→ Your assignment:
In the records below, find every line that contains "Antibodies" and list it.

+++++

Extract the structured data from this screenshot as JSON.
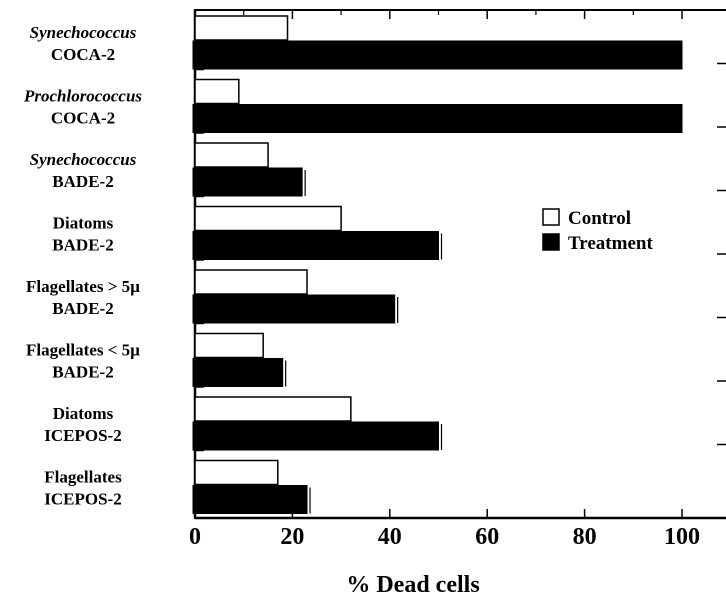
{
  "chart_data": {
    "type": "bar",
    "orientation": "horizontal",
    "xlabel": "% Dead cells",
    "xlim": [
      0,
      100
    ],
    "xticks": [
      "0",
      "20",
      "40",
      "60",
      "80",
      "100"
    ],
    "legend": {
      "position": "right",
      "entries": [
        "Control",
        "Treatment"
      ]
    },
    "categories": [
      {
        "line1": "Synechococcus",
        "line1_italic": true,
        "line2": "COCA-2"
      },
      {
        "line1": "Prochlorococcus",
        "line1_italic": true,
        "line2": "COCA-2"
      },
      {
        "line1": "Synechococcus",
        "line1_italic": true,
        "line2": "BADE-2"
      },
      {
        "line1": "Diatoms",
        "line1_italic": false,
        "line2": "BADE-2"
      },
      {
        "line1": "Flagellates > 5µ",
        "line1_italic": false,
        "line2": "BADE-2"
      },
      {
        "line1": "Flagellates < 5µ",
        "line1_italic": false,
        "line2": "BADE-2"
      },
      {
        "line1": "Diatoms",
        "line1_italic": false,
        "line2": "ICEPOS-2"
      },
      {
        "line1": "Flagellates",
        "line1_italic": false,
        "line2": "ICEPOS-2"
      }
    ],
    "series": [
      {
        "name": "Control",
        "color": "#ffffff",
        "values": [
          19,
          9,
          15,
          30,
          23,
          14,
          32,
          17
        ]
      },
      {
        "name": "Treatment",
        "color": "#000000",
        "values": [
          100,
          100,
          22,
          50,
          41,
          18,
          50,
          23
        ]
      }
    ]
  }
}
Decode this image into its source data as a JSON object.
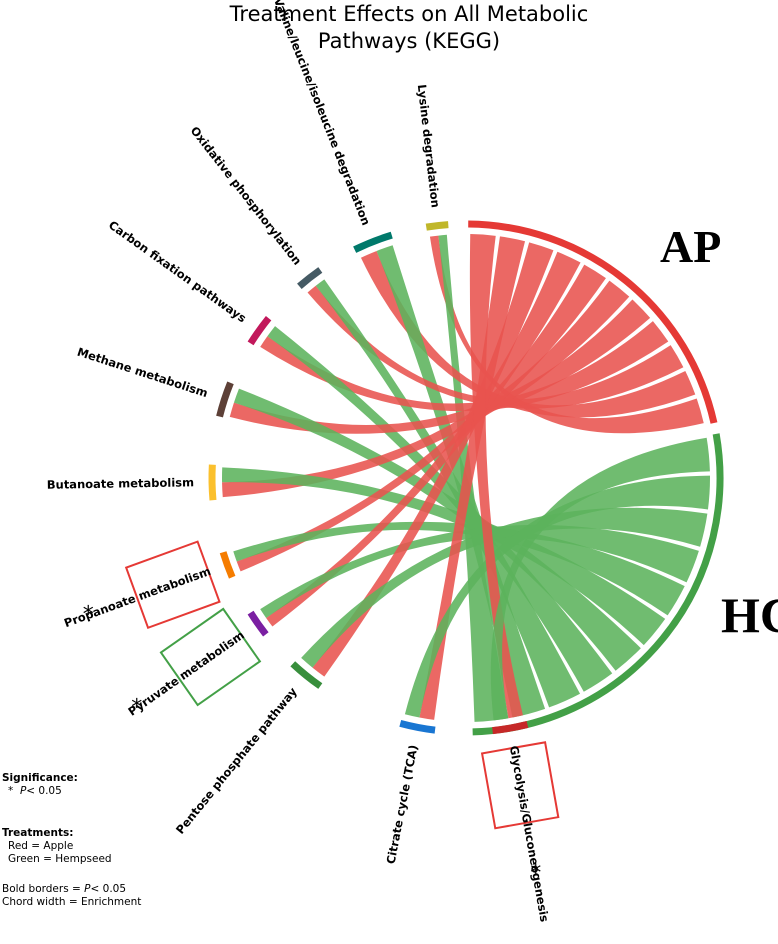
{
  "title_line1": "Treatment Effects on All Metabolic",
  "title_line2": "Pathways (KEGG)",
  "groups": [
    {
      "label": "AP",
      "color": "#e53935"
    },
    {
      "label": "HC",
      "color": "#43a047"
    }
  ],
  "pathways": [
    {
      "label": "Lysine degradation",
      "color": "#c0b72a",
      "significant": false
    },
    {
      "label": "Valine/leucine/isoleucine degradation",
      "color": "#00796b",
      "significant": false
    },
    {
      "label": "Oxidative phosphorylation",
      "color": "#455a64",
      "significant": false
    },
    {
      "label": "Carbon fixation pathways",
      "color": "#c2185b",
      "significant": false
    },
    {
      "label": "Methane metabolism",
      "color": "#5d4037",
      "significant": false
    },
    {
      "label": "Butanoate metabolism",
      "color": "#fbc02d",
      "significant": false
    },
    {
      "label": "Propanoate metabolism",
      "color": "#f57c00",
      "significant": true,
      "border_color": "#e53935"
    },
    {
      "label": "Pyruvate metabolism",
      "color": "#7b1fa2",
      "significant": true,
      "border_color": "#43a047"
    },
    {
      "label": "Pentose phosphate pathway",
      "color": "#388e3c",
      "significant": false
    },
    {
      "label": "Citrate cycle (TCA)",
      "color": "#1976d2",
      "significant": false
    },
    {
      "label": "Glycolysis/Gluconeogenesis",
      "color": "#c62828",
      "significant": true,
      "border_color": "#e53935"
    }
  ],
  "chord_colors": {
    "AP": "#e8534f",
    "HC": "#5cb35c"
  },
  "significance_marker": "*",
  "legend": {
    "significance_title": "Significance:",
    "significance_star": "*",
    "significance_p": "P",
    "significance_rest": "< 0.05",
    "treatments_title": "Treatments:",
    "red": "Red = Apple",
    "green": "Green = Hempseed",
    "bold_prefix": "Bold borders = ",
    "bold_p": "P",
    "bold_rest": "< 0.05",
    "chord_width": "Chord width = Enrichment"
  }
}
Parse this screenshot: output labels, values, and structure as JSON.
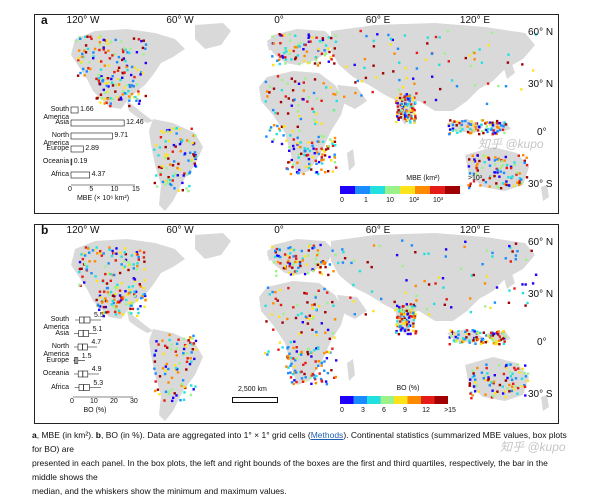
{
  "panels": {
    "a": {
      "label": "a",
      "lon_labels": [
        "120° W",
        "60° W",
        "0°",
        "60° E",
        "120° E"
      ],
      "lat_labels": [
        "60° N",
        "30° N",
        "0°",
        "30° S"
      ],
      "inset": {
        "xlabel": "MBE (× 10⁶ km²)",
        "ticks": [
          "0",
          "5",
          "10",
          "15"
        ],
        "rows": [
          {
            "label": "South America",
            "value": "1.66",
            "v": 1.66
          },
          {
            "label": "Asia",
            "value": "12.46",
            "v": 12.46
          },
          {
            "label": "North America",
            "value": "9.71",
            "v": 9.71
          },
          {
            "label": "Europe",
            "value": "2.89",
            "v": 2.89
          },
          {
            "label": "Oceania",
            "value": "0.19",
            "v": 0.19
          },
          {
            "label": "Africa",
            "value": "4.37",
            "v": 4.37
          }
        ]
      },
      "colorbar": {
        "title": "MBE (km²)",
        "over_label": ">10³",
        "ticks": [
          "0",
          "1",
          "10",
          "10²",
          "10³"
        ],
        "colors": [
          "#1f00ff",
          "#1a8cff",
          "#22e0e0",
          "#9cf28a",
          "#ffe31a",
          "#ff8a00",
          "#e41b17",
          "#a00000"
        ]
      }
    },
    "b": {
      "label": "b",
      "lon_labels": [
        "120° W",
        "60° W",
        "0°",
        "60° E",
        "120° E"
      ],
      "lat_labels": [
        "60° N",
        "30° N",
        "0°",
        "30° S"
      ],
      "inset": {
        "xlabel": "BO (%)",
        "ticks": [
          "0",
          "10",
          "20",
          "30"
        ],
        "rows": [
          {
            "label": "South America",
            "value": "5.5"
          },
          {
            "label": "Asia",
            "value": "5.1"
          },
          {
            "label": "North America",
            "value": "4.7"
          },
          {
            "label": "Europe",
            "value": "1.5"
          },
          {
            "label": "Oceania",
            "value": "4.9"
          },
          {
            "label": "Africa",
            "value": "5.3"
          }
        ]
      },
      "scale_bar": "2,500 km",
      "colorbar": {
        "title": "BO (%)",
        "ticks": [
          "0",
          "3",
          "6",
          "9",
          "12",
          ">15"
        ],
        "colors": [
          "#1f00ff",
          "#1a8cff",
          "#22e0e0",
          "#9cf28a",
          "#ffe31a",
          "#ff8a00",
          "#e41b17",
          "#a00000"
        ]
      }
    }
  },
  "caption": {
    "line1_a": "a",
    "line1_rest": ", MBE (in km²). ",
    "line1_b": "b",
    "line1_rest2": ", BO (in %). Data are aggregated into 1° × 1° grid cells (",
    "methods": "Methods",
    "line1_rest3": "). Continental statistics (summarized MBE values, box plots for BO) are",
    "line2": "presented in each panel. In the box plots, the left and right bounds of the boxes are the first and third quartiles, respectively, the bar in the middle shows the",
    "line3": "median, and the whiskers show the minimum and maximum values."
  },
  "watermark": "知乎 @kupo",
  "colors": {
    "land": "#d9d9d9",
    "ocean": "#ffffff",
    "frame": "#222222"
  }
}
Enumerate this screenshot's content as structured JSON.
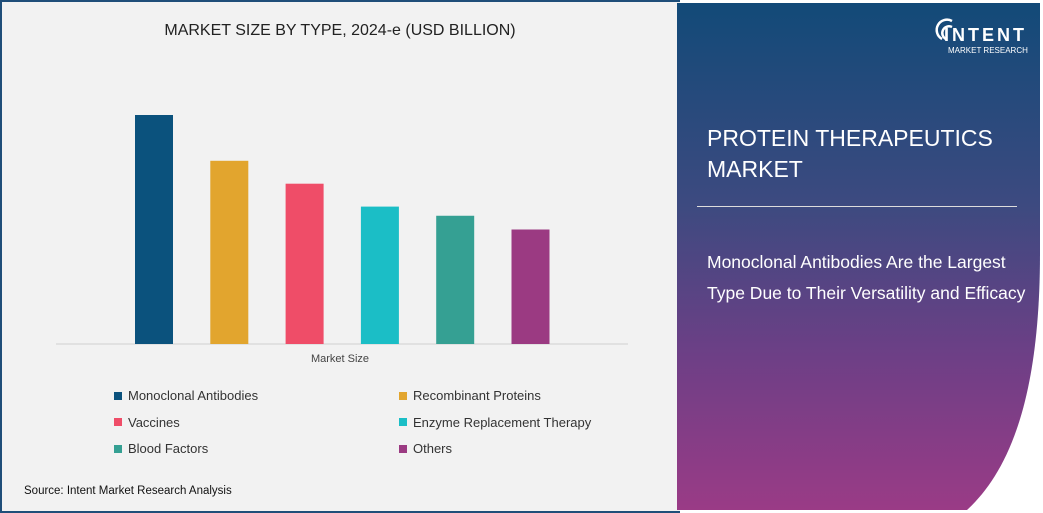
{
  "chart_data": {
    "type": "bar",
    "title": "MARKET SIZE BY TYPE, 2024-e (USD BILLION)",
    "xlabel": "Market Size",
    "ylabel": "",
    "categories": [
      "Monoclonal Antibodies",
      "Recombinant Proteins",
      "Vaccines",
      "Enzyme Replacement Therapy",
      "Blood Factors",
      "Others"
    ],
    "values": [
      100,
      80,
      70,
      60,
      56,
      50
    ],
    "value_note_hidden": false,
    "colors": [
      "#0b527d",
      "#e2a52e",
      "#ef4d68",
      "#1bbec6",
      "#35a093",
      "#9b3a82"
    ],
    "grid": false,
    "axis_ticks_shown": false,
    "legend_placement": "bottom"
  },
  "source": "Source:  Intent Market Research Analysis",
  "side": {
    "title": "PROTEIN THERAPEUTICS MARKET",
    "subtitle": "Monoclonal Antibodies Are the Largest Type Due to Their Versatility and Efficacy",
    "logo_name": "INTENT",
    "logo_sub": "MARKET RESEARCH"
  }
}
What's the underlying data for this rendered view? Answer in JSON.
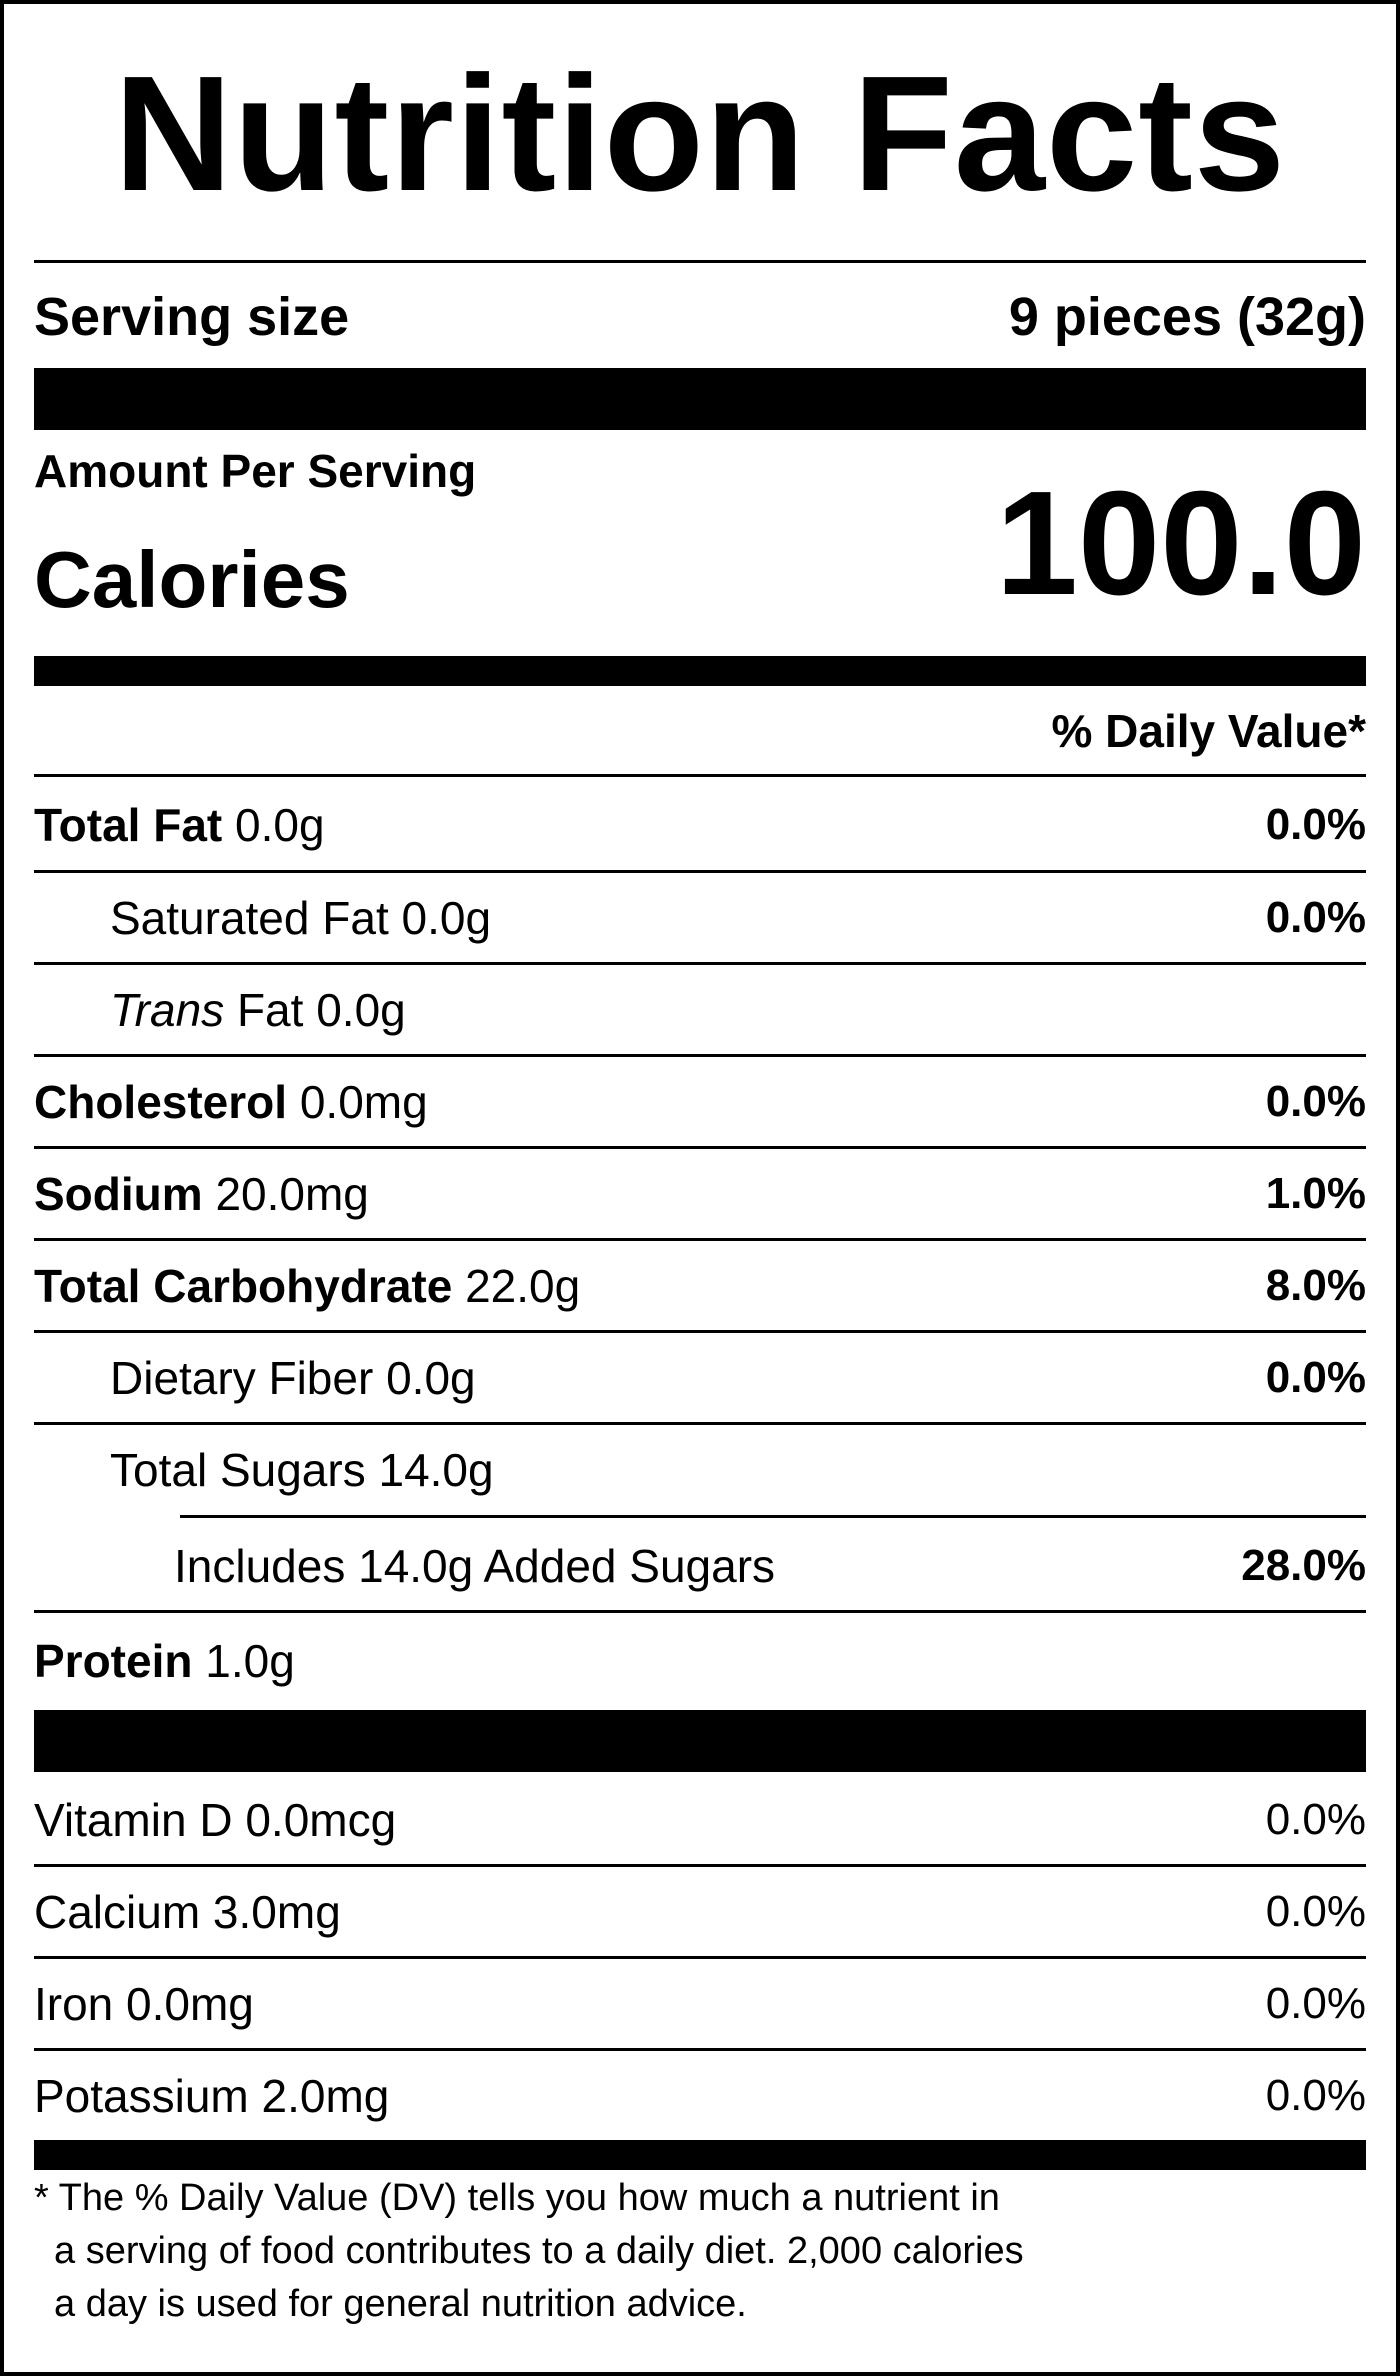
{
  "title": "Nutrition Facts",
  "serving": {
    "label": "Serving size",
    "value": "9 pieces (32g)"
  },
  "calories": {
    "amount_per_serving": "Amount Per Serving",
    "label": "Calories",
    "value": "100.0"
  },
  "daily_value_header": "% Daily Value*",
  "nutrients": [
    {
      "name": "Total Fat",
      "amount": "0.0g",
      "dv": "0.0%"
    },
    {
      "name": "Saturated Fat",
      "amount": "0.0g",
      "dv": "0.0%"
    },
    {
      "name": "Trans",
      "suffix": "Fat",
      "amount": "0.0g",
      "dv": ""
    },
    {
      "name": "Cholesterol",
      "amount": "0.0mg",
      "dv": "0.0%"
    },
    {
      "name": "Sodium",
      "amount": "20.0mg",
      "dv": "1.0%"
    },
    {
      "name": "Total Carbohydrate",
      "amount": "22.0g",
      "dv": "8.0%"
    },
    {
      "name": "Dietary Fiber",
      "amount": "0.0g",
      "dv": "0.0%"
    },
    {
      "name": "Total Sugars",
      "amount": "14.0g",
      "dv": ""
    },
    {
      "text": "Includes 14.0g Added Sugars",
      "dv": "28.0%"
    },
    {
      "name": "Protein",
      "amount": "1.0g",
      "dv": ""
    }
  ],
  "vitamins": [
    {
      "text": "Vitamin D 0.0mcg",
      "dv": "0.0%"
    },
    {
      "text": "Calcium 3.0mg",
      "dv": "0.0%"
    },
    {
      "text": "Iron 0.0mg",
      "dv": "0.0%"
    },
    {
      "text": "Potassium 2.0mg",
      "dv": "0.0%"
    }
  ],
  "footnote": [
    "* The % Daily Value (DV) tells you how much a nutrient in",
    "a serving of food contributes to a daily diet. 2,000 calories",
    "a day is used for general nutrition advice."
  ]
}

+++++

→ Solution to this task:
      "Monoclonal Antibodies",
    "subtitle": "Monoclonal Antibodies Are the Largest Type Due to Their Versatility and Efficacy",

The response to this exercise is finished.